Además, hay que resaltar nuevamente el aspecto clave que supuso en los albores del siglo XIX en España el florecimiento de la burguesía y su pensamiento, dominado, como ya expusimos, por los intereses económicos. Las virtudes descendieron otro peldaño desde su primigenia concepción, para dejar paso a nuevos valores como el celo por el trabajo, la importancia del ahorro y el aprovechamiento de las oportunidades para hacer fortuna, llevando hasta niveles hasta entonces desconocidos el sentido de la propiedad privada.

Y en ese nuevo escenario nació la Guardia Civil, y no por casualidad. Una vez superados los conflictos bélicos que paralizaban el desarrollo en España, y de forma más reciente, la primera guerra carlista, la creación del Cuerpo fue vista por muchos nuevos propietarios como una oportunidad única para la salvaguarda de sus intereses. Pero la Guardia Civil de Ahumada aspiraba a mucho más; a convertirse en garantía de seguridad y estabilidad -también, económica- para toda la sociedad sin distinción, y no sólo para las fortunas, ya fueran decadentes o emergentes. Y el desempeño de este papel iba a exigir un nivel ético y moral muy alto en aquellos servidores públicos.

Una vez dibujado el marco ético de aquella sociedad, nos centraremos en la Cartilla del Guardia Civil, que iba a nacer claramente en horas bajas de la moral pública. Ya adelantamos que esta norma recogía, fundamentalmente en su capítulo primero, lo que podríamos denominar el código moral básico por el que habría de regirse desde entonces el personal del Cuerpo. Contemplaba este capítulo un total de treinta y cinco artículos que recogían, en una regulación poco sistemática, y agrupando conceptos diferentes en un mismo artículo, una serie de normas de actuación en el servicio, y también de urbanidad, cortesía militar y protocolo, orientadas en buena medida al trato con los superiores del Cuerpo y los ajenos al mismo, así como con autoridades civiles y la población en general. Pero lo más relevante de este capítulo es la consideración, de forma más o menos directa, de un completo elenco de valores; algunos, más explícitos y otros, no tanto; además de una serie de principios y normas de comportamiento. Así, podemos identificar en la Cartilla esta triple división en la regulación ética: valores, principios y normas, aunque con trazos difusos, aproximándonos de lo general a lo específico, o desde la abstracción a lo más concreto.

Lo más destacado, por tanto, es que, con esta norma emanada de la pluma de Ahumada, se recuperaban contra todo pronóstico, como un paso más en la organización de la Guardia Civil, preceptos ligados a la ética de las virtudes, que brillarán como una lámpara sobre el candelero de la regulación moral y profesional en pleno siglo XIX. Veámoslo con más detalle.
━━━━━━━━━━━━━━━━
Tarea indicada a: Convierte en una lista JSON de cadenas las líneas de las entradas que van desde su comienzo hasta la línea que contiene "row-env-rh: 相对湿度 0", ambas incluidas. Usa una cadena por línea y omite las líneas en blanco.
El texto y las entradas no guardan ninguna relación entre sí.

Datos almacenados
━━━━━━━━━━━━━━━━
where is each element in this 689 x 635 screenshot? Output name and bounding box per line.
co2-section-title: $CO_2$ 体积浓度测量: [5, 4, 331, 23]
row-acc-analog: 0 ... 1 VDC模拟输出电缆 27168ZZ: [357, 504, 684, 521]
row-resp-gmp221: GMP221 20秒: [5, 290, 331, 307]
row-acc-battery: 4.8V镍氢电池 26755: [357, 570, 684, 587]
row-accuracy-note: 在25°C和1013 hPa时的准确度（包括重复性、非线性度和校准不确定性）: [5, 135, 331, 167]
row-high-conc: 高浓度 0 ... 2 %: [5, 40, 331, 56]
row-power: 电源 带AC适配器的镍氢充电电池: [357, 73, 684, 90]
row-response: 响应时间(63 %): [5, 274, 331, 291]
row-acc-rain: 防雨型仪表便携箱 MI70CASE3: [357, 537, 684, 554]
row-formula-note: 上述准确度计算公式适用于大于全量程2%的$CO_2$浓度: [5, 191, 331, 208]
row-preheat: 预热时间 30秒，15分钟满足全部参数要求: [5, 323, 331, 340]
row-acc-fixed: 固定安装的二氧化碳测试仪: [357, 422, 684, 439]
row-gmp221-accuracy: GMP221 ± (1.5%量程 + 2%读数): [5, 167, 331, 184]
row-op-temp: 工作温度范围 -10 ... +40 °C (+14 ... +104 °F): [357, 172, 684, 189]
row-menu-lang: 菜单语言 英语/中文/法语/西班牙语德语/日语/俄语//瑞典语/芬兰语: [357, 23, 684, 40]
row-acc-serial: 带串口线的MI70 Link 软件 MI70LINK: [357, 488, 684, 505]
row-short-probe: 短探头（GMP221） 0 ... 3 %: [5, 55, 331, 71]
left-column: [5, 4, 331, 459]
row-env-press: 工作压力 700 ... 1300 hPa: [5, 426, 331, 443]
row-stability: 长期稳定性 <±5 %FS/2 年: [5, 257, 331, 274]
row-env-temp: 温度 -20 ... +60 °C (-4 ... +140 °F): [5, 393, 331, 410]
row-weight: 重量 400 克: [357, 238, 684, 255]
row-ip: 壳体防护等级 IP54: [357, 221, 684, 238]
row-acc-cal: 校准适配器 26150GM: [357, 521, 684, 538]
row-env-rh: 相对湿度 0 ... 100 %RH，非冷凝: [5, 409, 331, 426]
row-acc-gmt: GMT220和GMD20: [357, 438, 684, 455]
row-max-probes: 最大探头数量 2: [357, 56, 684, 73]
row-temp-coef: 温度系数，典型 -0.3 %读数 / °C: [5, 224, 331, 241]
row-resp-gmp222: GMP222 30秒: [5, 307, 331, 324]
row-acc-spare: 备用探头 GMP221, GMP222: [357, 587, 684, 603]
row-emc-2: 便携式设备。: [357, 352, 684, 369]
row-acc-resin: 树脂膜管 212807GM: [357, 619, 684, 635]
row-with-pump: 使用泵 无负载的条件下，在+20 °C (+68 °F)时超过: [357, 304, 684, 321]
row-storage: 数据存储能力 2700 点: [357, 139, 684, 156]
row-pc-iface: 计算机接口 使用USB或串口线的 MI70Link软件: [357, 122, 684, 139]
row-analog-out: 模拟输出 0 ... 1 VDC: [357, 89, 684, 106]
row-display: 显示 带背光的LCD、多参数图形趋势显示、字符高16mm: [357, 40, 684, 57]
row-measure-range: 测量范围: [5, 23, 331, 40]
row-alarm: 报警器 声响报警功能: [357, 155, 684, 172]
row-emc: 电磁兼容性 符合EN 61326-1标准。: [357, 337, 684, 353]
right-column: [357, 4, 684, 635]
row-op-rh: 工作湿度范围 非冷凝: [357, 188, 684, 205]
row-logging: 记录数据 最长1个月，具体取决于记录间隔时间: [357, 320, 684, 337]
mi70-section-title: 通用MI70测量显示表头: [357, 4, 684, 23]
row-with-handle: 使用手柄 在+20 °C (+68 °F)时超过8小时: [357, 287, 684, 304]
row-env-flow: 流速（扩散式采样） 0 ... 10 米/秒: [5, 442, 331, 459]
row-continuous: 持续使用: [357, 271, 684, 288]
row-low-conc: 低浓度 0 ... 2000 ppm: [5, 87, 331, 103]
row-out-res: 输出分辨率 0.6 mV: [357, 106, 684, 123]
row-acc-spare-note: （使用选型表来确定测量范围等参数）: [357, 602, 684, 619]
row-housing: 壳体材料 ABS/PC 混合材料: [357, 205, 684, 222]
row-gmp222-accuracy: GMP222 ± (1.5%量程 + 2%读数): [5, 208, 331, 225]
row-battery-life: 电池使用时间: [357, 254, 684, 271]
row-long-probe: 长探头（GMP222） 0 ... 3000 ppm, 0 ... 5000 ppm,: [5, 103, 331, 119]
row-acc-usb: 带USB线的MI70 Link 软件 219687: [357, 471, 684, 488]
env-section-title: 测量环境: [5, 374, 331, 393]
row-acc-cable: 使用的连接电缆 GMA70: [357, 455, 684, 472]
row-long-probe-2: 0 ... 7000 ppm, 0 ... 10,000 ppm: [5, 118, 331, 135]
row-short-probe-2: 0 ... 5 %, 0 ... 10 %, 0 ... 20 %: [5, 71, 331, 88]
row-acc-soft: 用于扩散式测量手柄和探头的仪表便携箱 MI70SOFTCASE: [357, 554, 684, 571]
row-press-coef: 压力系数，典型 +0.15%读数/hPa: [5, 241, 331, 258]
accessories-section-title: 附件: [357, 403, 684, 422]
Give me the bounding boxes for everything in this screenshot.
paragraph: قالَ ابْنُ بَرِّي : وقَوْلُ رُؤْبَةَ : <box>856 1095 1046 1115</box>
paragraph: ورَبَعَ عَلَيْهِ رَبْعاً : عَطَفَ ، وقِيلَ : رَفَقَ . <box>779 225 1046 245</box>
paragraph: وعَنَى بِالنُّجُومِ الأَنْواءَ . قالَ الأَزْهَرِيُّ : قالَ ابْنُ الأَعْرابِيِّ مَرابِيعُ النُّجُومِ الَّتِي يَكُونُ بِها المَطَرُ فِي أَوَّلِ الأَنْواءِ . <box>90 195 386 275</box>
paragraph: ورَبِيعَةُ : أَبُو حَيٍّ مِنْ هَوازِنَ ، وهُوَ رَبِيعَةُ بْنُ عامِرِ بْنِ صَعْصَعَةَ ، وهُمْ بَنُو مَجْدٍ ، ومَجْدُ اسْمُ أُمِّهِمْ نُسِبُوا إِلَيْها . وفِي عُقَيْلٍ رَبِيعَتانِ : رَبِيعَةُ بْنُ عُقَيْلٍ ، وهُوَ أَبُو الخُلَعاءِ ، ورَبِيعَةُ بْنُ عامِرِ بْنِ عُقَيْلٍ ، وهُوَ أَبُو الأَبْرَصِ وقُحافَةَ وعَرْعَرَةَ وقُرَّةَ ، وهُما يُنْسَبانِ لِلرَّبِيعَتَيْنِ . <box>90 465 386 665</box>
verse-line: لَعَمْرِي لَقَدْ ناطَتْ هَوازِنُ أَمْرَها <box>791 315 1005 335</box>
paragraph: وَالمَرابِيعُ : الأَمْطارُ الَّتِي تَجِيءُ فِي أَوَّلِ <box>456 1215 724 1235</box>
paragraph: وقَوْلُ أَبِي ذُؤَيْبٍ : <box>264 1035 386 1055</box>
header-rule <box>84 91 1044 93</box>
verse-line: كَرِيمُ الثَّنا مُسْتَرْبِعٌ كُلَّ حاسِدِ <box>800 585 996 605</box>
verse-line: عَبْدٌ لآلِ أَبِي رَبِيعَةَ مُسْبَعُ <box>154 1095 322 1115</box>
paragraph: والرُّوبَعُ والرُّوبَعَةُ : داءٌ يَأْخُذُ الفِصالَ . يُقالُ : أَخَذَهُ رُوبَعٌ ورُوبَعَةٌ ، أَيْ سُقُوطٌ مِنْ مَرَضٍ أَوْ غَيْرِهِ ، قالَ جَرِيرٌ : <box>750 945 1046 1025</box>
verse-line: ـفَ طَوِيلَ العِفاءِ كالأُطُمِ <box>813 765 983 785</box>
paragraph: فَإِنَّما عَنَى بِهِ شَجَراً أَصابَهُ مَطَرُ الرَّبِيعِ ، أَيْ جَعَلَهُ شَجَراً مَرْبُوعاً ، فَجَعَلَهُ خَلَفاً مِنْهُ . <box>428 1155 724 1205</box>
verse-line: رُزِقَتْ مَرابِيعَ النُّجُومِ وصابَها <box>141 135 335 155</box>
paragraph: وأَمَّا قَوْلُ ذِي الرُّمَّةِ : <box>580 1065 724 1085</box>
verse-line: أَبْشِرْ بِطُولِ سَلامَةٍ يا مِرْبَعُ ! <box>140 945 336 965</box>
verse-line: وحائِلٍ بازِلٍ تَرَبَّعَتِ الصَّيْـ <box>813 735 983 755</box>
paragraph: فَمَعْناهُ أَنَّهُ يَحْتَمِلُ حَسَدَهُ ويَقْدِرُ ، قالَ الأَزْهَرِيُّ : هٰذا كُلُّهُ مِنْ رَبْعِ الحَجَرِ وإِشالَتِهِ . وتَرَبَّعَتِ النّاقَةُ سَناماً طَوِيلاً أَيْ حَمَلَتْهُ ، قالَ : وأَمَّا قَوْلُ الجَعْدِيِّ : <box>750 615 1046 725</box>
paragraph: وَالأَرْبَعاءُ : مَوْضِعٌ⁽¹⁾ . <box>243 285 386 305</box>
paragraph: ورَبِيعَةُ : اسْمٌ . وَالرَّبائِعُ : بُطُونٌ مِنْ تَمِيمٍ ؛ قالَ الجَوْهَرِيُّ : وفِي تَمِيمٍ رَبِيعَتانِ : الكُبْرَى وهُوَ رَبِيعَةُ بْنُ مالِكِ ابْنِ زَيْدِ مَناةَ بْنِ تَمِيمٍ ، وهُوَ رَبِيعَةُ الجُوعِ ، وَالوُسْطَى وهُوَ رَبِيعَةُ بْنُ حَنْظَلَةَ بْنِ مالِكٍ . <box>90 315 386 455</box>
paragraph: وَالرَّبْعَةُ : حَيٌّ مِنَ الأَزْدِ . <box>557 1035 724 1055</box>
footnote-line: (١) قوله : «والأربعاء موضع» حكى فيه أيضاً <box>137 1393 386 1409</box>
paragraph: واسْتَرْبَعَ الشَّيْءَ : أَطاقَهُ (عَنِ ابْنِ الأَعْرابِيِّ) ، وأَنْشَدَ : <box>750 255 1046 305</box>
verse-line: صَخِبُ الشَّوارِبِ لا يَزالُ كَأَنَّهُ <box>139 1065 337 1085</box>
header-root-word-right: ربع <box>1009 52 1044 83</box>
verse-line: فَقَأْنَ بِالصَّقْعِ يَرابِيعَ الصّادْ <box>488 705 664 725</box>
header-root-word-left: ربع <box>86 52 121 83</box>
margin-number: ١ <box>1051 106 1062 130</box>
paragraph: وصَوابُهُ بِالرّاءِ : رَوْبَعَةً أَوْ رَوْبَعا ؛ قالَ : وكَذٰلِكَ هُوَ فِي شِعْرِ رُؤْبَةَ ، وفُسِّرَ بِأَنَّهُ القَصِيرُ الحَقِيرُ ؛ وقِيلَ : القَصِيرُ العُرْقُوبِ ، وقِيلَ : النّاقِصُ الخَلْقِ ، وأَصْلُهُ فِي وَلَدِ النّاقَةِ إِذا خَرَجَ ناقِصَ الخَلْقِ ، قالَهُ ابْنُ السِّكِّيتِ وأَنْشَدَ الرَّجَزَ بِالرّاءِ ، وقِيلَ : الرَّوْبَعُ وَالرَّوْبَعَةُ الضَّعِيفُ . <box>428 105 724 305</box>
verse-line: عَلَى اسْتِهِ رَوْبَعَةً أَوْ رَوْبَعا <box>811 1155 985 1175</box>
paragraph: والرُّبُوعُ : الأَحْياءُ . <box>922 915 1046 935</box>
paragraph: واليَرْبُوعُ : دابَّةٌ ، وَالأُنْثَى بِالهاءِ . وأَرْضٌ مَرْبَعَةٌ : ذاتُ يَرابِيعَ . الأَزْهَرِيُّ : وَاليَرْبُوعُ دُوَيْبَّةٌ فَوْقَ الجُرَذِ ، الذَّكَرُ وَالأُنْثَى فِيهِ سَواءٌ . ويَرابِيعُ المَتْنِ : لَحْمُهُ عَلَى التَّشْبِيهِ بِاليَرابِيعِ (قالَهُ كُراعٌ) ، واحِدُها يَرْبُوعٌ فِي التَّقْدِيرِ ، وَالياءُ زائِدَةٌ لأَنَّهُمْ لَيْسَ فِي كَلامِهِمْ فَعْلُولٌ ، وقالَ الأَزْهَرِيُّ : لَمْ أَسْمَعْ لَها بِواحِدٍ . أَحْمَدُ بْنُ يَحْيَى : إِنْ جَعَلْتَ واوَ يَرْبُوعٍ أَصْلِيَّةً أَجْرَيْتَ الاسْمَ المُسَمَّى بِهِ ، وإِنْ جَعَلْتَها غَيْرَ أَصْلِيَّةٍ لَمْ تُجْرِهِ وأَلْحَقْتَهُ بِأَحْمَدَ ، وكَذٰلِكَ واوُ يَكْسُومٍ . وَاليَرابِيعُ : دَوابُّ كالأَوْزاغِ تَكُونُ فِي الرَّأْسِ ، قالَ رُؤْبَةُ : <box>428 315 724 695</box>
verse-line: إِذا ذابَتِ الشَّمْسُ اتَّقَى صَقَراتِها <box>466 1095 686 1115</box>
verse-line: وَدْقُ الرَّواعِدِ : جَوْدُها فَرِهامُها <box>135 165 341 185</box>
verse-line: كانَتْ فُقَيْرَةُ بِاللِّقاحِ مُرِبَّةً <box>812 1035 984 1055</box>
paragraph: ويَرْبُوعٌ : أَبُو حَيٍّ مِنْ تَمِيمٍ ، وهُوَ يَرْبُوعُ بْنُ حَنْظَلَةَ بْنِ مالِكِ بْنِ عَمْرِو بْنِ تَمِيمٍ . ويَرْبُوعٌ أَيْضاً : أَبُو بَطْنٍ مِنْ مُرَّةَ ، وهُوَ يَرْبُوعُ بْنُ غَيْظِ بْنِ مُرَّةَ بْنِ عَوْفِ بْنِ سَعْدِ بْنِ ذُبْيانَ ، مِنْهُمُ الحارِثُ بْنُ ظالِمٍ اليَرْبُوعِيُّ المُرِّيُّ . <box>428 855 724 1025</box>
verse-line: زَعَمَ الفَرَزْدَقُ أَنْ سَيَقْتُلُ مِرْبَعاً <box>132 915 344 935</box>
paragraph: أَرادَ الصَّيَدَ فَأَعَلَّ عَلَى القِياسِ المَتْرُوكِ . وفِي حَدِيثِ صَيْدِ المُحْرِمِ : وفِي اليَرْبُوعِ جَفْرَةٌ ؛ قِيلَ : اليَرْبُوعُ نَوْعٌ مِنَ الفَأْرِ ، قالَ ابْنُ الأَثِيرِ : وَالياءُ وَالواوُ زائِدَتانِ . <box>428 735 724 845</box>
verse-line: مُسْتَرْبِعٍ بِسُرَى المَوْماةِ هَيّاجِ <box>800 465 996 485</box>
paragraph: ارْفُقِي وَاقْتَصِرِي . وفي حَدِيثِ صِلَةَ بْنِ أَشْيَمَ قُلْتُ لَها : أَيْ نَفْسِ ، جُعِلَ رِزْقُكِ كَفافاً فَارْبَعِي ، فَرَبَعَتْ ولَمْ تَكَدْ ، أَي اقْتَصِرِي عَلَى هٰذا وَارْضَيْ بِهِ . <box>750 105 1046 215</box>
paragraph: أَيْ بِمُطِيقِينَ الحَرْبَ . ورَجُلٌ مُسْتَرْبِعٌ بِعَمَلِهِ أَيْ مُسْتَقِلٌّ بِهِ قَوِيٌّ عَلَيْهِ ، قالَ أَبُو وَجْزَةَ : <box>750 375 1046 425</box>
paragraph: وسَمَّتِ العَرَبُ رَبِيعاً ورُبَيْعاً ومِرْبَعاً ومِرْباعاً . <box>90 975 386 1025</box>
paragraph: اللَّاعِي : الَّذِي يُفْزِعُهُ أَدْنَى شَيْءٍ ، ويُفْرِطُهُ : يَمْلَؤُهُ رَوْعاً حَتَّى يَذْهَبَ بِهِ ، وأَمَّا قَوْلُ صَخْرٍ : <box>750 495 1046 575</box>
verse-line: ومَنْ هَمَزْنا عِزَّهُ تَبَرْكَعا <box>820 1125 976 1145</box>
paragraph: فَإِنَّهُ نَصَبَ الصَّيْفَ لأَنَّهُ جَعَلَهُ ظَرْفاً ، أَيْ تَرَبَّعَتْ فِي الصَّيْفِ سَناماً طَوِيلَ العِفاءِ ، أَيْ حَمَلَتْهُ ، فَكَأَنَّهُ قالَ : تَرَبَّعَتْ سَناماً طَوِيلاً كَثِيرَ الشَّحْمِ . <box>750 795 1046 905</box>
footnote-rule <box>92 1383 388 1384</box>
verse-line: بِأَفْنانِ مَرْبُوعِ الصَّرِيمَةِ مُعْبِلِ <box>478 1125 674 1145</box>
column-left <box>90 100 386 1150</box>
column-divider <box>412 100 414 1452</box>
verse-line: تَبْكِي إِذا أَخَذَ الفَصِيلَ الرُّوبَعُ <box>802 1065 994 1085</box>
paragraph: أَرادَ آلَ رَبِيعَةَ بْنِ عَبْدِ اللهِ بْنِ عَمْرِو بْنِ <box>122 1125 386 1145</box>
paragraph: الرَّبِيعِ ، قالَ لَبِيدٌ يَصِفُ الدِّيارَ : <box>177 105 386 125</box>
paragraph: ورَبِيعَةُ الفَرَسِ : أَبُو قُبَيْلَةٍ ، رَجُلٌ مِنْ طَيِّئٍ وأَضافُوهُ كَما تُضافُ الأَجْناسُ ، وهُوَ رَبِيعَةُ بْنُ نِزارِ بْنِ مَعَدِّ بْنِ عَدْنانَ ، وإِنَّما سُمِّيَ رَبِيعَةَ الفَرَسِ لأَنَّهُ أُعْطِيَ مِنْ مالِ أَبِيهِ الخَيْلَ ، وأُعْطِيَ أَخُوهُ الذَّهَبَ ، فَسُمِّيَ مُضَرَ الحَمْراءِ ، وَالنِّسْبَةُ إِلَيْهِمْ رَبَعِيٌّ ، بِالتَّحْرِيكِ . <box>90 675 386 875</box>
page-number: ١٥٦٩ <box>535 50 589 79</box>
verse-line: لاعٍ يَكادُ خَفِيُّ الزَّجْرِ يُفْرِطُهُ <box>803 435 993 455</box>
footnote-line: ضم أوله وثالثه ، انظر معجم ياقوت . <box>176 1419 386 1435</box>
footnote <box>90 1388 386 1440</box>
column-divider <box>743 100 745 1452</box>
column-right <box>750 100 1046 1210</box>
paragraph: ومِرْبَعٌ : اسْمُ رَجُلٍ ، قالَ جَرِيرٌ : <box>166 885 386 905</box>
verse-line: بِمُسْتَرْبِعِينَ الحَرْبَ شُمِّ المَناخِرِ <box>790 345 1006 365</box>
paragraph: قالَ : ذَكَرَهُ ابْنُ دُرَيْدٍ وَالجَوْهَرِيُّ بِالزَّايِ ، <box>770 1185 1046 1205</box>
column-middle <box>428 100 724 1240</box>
━━━━━━━━━━━━━━━━
Tarea indicada b: Devuelve sin cambios el pasaje del texto sobre la Guardia Civil comprendido entre "Y en ese nuevo" y "aquellos servidores públicos.", ambos incluidos.

Salida esperada a:
[
  "where is each element in this 689 x 635 screenshot? Output name and bounding box per line.",
  "co2-section-title: $CO_2$ 体积浓度测量: [5, 4, 331, 23]",
  "row-acc-analog: 0 ... 1 VDC模拟输出电缆 27168ZZ: [357, 504, 684, 521]",
  "row-resp-gmp221: GMP221 20秒: [5, 290, 331, 307]",
  "row-acc-battery: 4.8V镍氢电池 26755: [357, 570, 684, 587]",
  "row-accuracy-note: 在25°C和1013 hPa时的准确度（包括重复性、非线性度和校准不确定性）: [5, 135, 331, 167]",
  "row-high-conc: 高浓度 0 ... 2 %: [5, 40, 331, 56]",
  "row-power: 电源 带AC适配器的镍氢充电电池: [357, 73, 684, 90]",
  "row-response: 响应时间(63 %): [5, 274, 331, 291]",
  "row-acc-rain: 防雨型仪表便携箱 MI70CASE3: [357, 537, 684, 554]",
  "row-formula-note: 上述准确度计算公式适用于大于全量程2%的$CO_2$浓度: [5, 191, 331, 208]",
  "row-preheat: 预热时间 30秒，15分钟满足全部参数要求: [5, 323, 331, 340]",
  "row-acc-fixed: 固定安装的二氧化碳测试仪: [357, 422, 684, 439]",
  "row-gmp221-accuracy: GMP221 ± (1.5%量程 + 2%读数): [5, 167, 331, 184]",
  "row-op-temp: 工作温度范围 -10 ... +40 °C (+14 ... +104 °F): [357, 172, 684, 189]",
  "row-menu-lang: 菜单语言 英语/中文/法语/西班牙语德语/日语/俄语//瑞典语/芬兰语: [357, 23, 684, 40]",
  "row-acc-serial: 带串口线的MI70 Link 软件 MI70LINK: [357, 488, 684, 505]",
  "row-short-probe: 短探头（GMP221） 0 ... 3 %: [5, 55, 331, 71]",
  "left-column: [5, 4, 331, 459]",
  "row-env-press: 工作压力 700 ... 1300 hPa: [5, 426, 331, 443]",
  "row-stability: 长期稳定性 <±5 %FS/2 年: [5, 257, 331, 274]",
  "row-env-temp: 温度 -20 ... +60 °C (-4 ... +140 °F): [5, 393, 331, 410]",
  "row-weight: 重量 400 克: [357, 238, 684, 255]",
  "row-ip: 壳体防护等级 IP54: [357, 221, 684, 238]",
  "row-acc-cal: 校准适配器 26150GM: [357, 521, 684, 538]",
  "row-env-rh: 相对湿度 0 ... 100 %RH，非冷凝: [5, 409, 331, 426]"
]

Salida esperada b:
Y en ese nuevo escenario nació la Guardia Civil, y no por casualidad. Una vez superados los conflictos bélicos que paralizaban el desarrollo en España, y de forma más reciente, la primera guerra carlista, la creación del Cuerpo fue vista por muchos nuevos propietarios como una oportunidad única para la salvaguarda de sus intereses. Pero la Guardia Civil de Ahumada aspiraba a mucho más; a convertirse en garantía de seguridad y estabilidad -también, económica- para toda la sociedad sin distinción, y no sólo para las fortunas, ya fueran decadentes o emergentes. Y el desempeño de este papel iba a exigir un nivel ético y moral muy alto en aquellos servidores públicos.